Exercise instructions -
Retype the records below exactly as they appear.

Provided records -
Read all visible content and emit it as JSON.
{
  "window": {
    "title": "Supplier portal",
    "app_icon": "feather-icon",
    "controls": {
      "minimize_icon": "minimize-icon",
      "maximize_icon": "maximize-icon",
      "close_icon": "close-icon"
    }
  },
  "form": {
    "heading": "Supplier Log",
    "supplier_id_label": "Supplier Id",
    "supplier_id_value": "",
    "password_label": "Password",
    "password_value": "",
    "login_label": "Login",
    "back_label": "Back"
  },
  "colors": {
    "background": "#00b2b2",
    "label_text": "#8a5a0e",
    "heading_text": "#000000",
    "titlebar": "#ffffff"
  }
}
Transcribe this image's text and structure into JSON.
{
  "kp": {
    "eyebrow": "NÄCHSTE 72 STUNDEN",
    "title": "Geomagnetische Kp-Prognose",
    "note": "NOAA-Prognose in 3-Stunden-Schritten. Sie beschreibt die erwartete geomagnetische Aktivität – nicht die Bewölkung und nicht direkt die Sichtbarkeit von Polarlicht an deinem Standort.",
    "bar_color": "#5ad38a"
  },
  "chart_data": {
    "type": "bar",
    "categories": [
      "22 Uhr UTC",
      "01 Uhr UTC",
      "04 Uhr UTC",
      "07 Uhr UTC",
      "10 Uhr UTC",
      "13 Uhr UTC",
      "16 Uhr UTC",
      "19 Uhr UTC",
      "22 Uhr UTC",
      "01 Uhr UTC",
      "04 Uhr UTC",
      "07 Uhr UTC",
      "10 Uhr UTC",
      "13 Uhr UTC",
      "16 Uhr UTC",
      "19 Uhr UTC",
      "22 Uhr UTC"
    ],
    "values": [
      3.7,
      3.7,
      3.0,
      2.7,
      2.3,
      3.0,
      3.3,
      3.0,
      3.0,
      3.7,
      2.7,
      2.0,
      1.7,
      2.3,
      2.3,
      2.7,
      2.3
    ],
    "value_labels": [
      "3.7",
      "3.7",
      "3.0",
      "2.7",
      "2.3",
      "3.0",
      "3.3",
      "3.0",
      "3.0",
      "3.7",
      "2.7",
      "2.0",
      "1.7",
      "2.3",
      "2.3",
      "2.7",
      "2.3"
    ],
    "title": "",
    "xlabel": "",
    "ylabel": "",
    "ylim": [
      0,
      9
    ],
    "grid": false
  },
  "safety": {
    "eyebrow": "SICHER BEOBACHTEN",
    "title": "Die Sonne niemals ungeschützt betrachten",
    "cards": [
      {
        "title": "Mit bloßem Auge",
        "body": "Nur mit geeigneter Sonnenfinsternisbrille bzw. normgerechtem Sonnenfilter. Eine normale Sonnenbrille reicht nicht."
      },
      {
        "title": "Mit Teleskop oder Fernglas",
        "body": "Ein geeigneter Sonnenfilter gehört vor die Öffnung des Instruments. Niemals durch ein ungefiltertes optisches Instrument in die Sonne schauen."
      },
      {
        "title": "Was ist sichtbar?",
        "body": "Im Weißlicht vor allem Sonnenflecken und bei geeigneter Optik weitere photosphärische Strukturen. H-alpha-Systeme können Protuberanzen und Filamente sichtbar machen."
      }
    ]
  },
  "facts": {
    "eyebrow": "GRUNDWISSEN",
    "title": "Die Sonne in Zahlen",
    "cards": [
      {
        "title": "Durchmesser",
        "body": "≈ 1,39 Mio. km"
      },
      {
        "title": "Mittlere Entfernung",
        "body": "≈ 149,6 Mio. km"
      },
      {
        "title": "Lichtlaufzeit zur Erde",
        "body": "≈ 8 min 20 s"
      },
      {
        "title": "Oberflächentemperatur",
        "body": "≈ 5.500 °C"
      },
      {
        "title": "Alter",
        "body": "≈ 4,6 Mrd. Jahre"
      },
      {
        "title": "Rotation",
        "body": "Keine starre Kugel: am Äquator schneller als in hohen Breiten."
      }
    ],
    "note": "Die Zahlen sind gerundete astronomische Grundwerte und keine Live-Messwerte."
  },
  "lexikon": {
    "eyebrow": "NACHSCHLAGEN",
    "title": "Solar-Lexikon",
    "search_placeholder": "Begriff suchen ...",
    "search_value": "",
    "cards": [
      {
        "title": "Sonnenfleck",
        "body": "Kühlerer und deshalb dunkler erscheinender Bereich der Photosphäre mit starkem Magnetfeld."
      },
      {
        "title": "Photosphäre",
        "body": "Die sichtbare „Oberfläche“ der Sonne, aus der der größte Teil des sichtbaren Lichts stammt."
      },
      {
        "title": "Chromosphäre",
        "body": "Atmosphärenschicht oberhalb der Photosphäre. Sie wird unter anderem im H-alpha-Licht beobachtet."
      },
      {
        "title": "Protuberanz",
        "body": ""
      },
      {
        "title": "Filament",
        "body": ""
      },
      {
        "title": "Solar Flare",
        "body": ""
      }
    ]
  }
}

Exercise solution -
Read all visible content and emit it as JSON.
{
  "window": {
    "title": "Supplier portal",
    "app_icon": "feather-icon",
    "controls": {
      "minimize_icon": "minimize-icon",
      "maximize_icon": "maximize-icon",
      "close_icon": "close-icon"
    }
  },
  "form": {
    "heading": "Supplier Log",
    "supplier_id_label": "Supplier Id",
    "supplier_id_value": "",
    "password_label": "Password",
    "password_value": "",
    "login_label": "Login",
    "back_label": "Back"
  },
  "colors": {
    "background": "#00b2b2",
    "label_text": "#8a5a0e",
    "heading_text": "#000000",
    "titlebar": "#ffffff"
  }
}
Transcribe this image's text and structure into JSON.
{
  "kp": {
    "eyebrow": "NÄCHSTE 72 STUNDEN",
    "title": "Geomagnetische Kp-Prognose",
    "note": "NOAA-Prognose in 3-Stunden-Schritten. Sie beschreibt die erwartete geomagnetische Aktivität – nicht die Bewölkung und nicht direkt die Sichtbarkeit von Polarlicht an deinem Standort.",
    "bar_color": "#5ad38a"
  },
  "chart_data": {
    "type": "bar",
    "categories": [
      "22 Uhr UTC",
      "01 Uhr UTC",
      "04 Uhr UTC",
      "07 Uhr UTC",
      "10 Uhr UTC",
      "13 Uhr UTC",
      "16 Uhr UTC",
      "19 Uhr UTC",
      "22 Uhr UTC",
      "01 Uhr UTC",
      "04 Uhr UTC",
      "07 Uhr UTC",
      "10 Uhr UTC",
      "13 Uhr UTC",
      "16 Uhr UTC",
      "19 Uhr UTC",
      "22 Uhr UTC"
    ],
    "values": [
      3.7,
      3.7,
      3.0,
      2.7,
      2.3,
      3.0,
      3.3,
      3.0,
      3.0,
      3.7,
      2.7,
      2.0,
      1.7,
      2.3,
      2.3,
      2.7,
      2.3
    ],
    "value_labels": [
      "3.7",
      "3.7",
      "3.0",
      "2.7",
      "2.3",
      "3.0",
      "3.3",
      "3.0",
      "3.0",
      "3.7",
      "2.7",
      "2.0",
      "1.7",
      "2.3",
      "2.3",
      "2.7",
      "2.3"
    ],
    "title": "",
    "xlabel": "",
    "ylabel": "",
    "ylim": [
      0,
      9
    ],
    "grid": false
  },
  "safety": {
    "eyebrow": "SICHER BEOBACHTEN",
    "title": "Die Sonne niemals ungeschützt betrachten",
    "cards": [
      {
        "title": "Mit bloßem Auge",
        "body": "Nur mit geeigneter Sonnenfinsternisbrille bzw. normgerechtem Sonnenfilter. Eine normale Sonnenbrille reicht nicht."
      },
      {
        "title": "Mit Teleskop oder Fernglas",
        "body": "Ein geeigneter Sonnenfilter gehört vor die Öffnung des Instruments. Niemals durch ein ungefiltertes optisches Instrument in die Sonne schauen."
      },
      {
        "title": "Was ist sichtbar?",
        "body": "Im Weißlicht vor allem Sonnenflecken und bei geeigneter Optik weitere photosphärische Strukturen. H-alpha-Systeme können Protuberanzen und Filamente sichtbar machen."
      }
    ]
  },
  "facts": {
    "eyebrow": "GRUNDWISSEN",
    "title": "Die Sonne in Zahlen",
    "cards": [
      {
        "title": "Durchmesser",
        "body": "≈ 1,39 Mio. km"
      },
      {
        "title": "Mittlere Entfernung",
        "body": "≈ 149,6 Mio. km"
      },
      {
        "title": "Lichtlaufzeit zur Erde",
        "body": "≈ 8 min 20 s"
      },
      {
        "title": "Oberflächentemperatur",
        "body": "≈ 5.500 °C"
      },
      {
        "title": "Alter",
        "body": "≈ 4,6 Mrd. Jahre"
      },
      {
        "title": "Rotation",
        "body": "Keine starre Kugel: am Äquator schneller als in hohen Breiten."
      }
    ],
    "note": "Die Zahlen sind gerundete astronomische Grundwerte und keine Live-Messwerte."
  },
  "lexikon": {
    "eyebrow": "NACHSCHLAGEN",
    "title": "Solar-Lexikon",
    "search_placeholder": "Begriff suchen ...",
    "search_value": "",
    "cards": [
      {
        "title": "Sonnenfleck",
        "body": "Kühlerer und deshalb dunkler erscheinender Bereich der Photosphäre mit starkem Magnetfeld."
      },
      {
        "title": "Photosphäre",
        "body": "Die sichtbare „Oberfläche“ der Sonne, aus der der größte Teil des sichtbaren Lichts stammt."
      },
      {
        "title": "Chromosphäre",
        "body": "Atmosphärenschicht oberhalb der Photosphäre. Sie wird unter anderem im H-alpha-Licht beobachtet."
      },
      {
        "title": "Protuberanz",
        "body": ""
      },
      {
        "title": "Filament",
        "body": ""
      },
      {
        "title": "Solar Flare",
        "body": ""
      }
    ]
  }
}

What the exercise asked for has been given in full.